=== RECORDS TO PROCESS ===
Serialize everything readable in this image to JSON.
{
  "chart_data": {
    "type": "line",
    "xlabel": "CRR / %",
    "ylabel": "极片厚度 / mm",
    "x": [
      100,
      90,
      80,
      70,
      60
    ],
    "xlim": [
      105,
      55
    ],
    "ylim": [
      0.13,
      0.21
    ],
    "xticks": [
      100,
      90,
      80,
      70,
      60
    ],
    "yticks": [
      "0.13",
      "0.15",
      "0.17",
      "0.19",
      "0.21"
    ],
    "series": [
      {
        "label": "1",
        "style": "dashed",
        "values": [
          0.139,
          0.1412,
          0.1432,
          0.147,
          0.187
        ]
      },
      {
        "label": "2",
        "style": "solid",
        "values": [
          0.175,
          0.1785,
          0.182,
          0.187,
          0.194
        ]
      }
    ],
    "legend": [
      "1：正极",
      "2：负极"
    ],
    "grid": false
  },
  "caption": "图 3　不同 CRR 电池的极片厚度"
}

=== YOUR TASK ===
Produce an exact copy of the whole listing.

=== ANSWER TO THIS EXERCISE ===
Serialize everything readable in this image to JSON.
{
  "chart_data": {
    "type": "line",
    "xlabel": "CRR / %",
    "ylabel": "极片厚度 / mm",
    "x": [
      100,
      90,
      80,
      70,
      60
    ],
    "xlim": [
      105,
      55
    ],
    "ylim": [
      0.13,
      0.21
    ],
    "xticks": [
      100,
      90,
      80,
      70,
      60
    ],
    "yticks": [
      "0.13",
      "0.15",
      "0.17",
      "0.19",
      "0.21"
    ],
    "series": [
      {
        "label": "1",
        "style": "dashed",
        "values": [
          0.139,
          0.1412,
          0.1432,
          0.147,
          0.187
        ]
      },
      {
        "label": "2",
        "style": "solid",
        "values": [
          0.175,
          0.1785,
          0.182,
          0.187,
          0.194
        ]
      }
    ],
    "legend": [
      "1：正极",
      "2：负极"
    ],
    "grid": false
  },
  "caption": "图 3　不同 CRR 电池的极片厚度"
}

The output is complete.